▶ _Materials provided_:

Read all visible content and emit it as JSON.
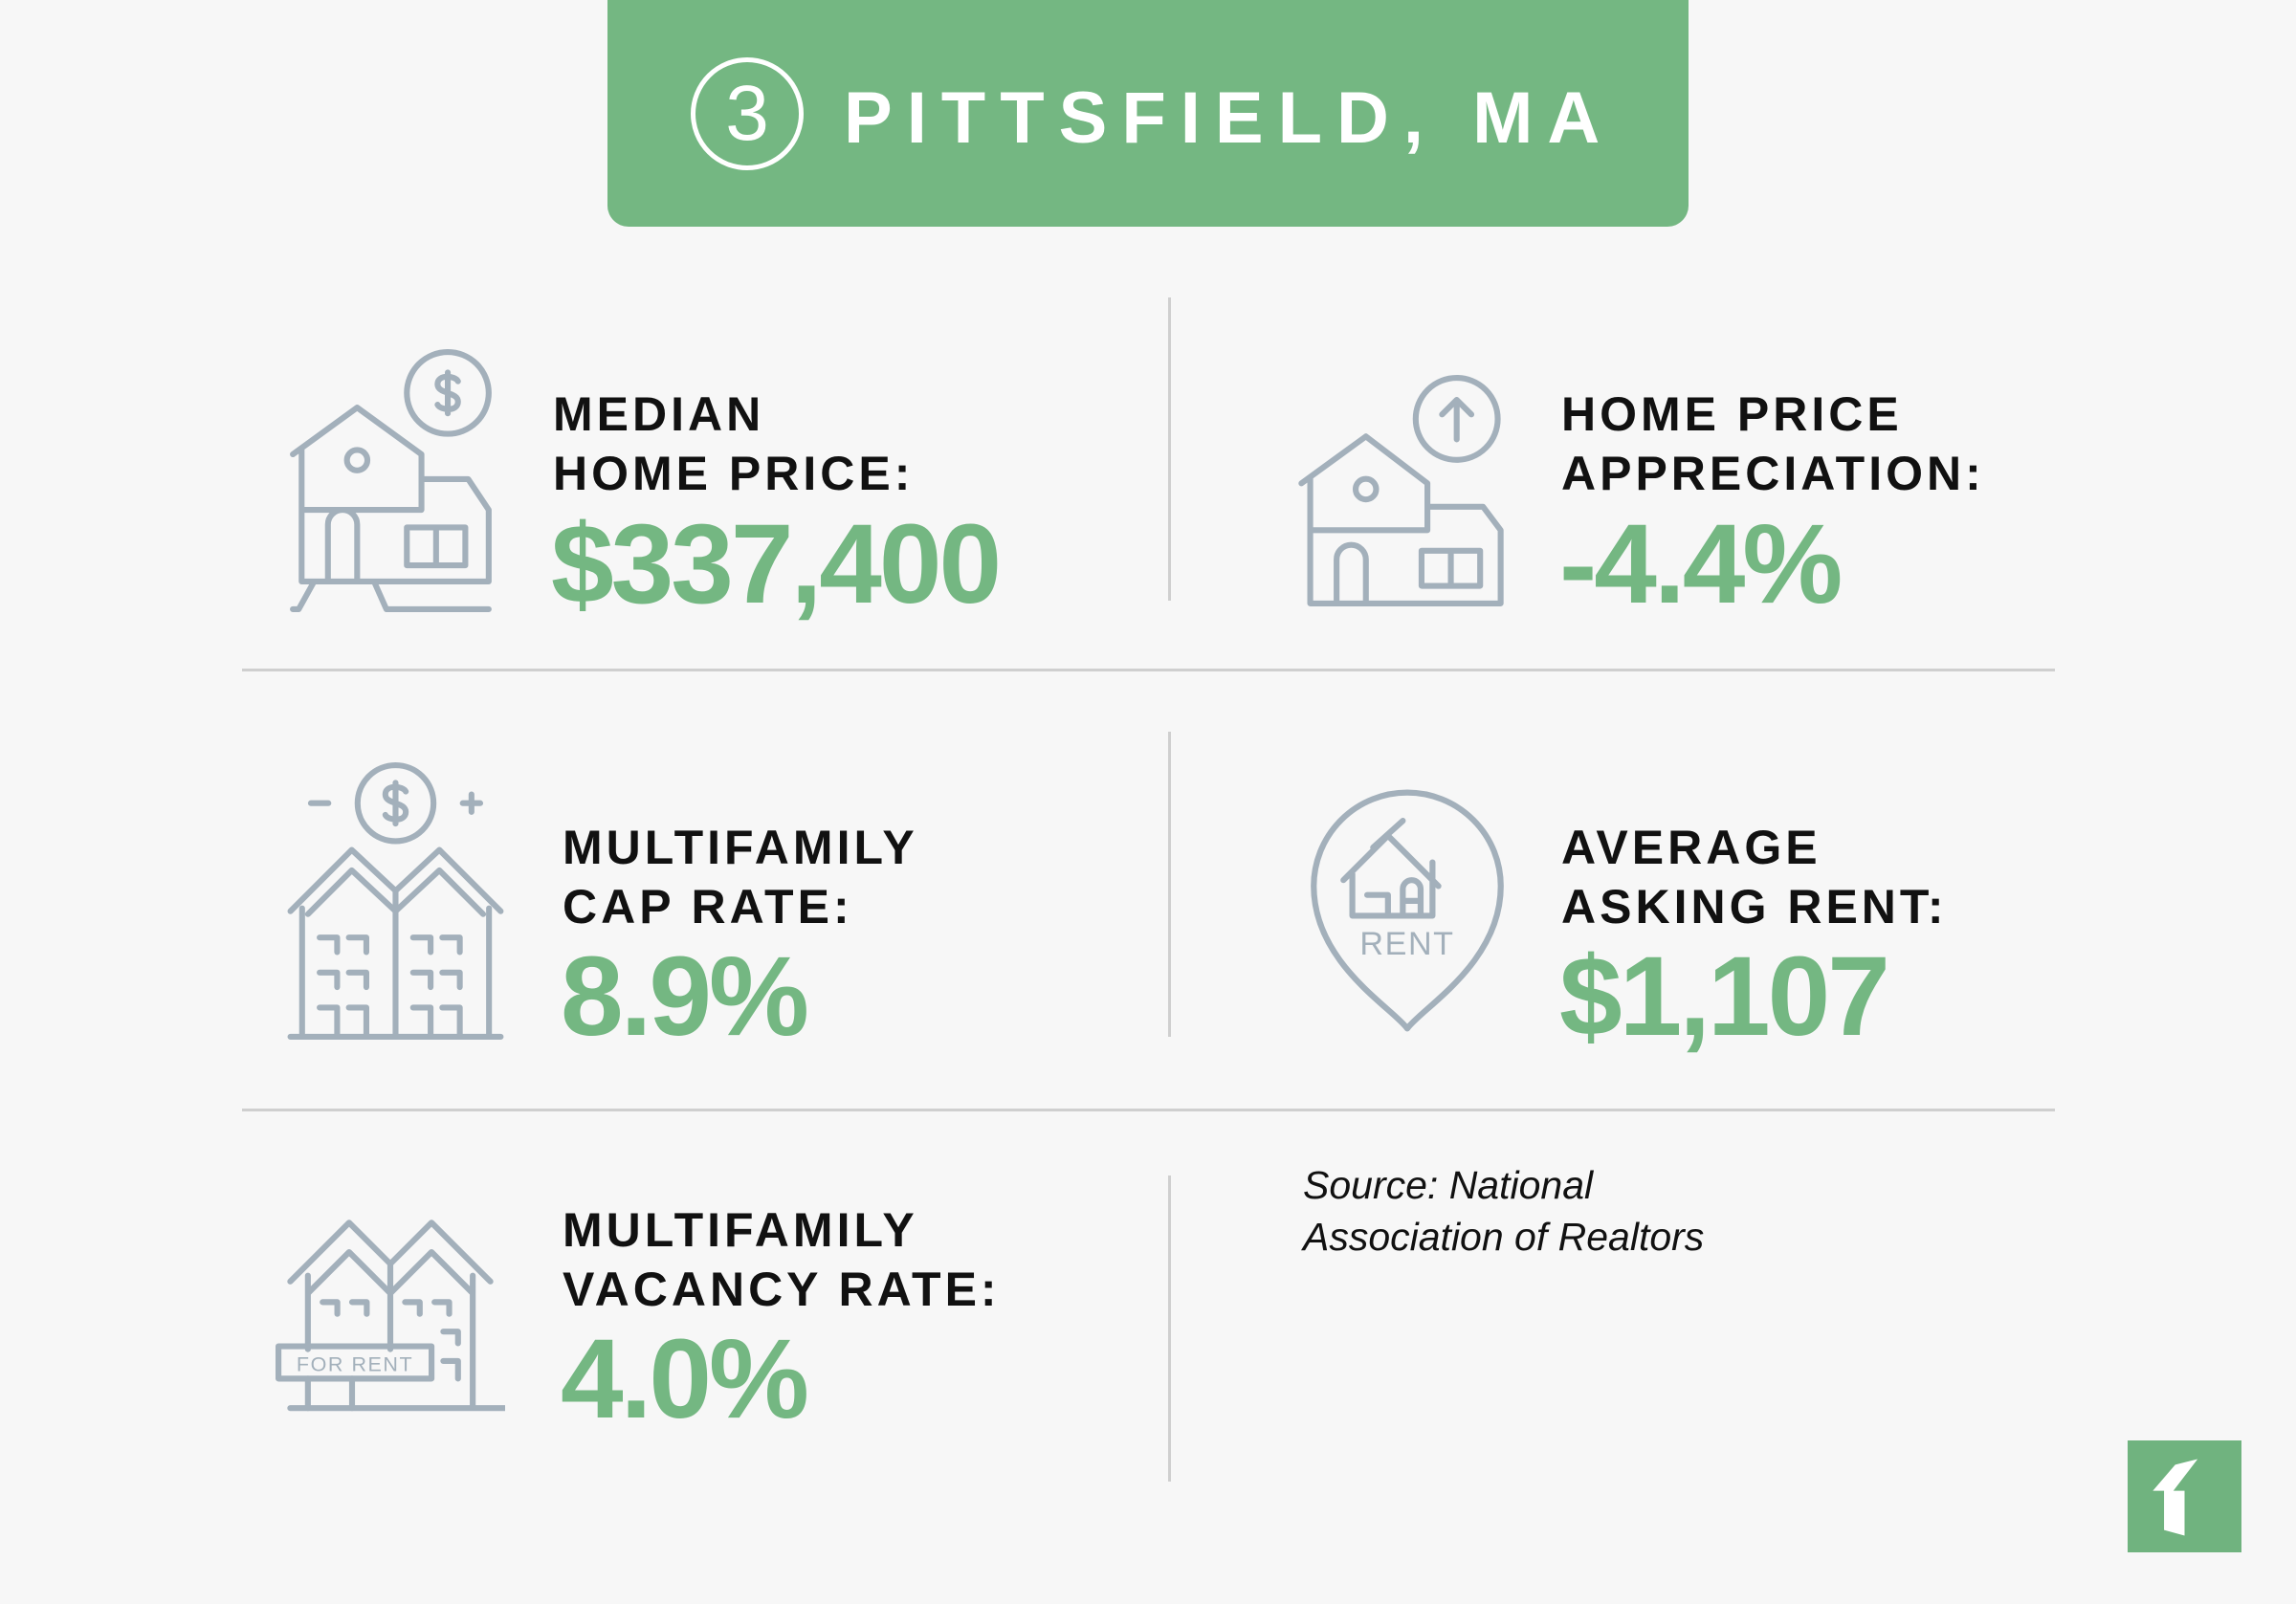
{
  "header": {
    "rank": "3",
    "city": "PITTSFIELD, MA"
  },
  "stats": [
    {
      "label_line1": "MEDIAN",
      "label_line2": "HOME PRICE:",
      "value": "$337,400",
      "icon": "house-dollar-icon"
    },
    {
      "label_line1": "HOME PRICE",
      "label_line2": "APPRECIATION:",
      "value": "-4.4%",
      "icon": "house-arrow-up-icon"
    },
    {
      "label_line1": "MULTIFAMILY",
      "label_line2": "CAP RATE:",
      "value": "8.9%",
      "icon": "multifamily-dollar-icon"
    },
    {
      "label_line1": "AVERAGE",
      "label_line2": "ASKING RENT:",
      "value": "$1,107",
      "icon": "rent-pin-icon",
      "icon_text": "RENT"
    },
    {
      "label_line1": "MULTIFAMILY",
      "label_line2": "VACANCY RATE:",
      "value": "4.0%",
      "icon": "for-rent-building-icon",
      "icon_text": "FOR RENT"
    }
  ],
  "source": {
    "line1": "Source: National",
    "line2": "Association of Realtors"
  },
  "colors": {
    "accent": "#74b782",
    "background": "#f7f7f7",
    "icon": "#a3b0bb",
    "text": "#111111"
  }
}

▶ _Objective_: Transcribe all the lines above exactly, apart from the pictures.

▶ _Output below_:
Read all visible content and emit it as JSON.
{
  "header": {
    "rank": "3",
    "city": "PITTSFIELD, MA"
  },
  "stats": [
    {
      "label_line1": "MEDIAN",
      "label_line2": "HOME PRICE:",
      "value": "$337,400",
      "icon": "house-dollar-icon"
    },
    {
      "label_line1": "HOME PRICE",
      "label_line2": "APPRECIATION:",
      "value": "-4.4%",
      "icon": "house-arrow-up-icon"
    },
    {
      "label_line1": "MULTIFAMILY",
      "label_line2": "CAP RATE:",
      "value": "8.9%",
      "icon": "multifamily-dollar-icon"
    },
    {
      "label_line1": "AVERAGE",
      "label_line2": "ASKING RENT:",
      "value": "$1,107",
      "icon": "rent-pin-icon",
      "icon_text": "RENT"
    },
    {
      "label_line1": "MULTIFAMILY",
      "label_line2": "VACANCY RATE:",
      "value": "4.0%",
      "icon": "for-rent-building-icon",
      "icon_text": "FOR RENT"
    }
  ],
  "source": {
    "line1": "Source: National",
    "line2": "Association of Realtors"
  },
  "colors": {
    "accent": "#74b782",
    "background": "#f7f7f7",
    "icon": "#a3b0bb",
    "text": "#111111"
  }
}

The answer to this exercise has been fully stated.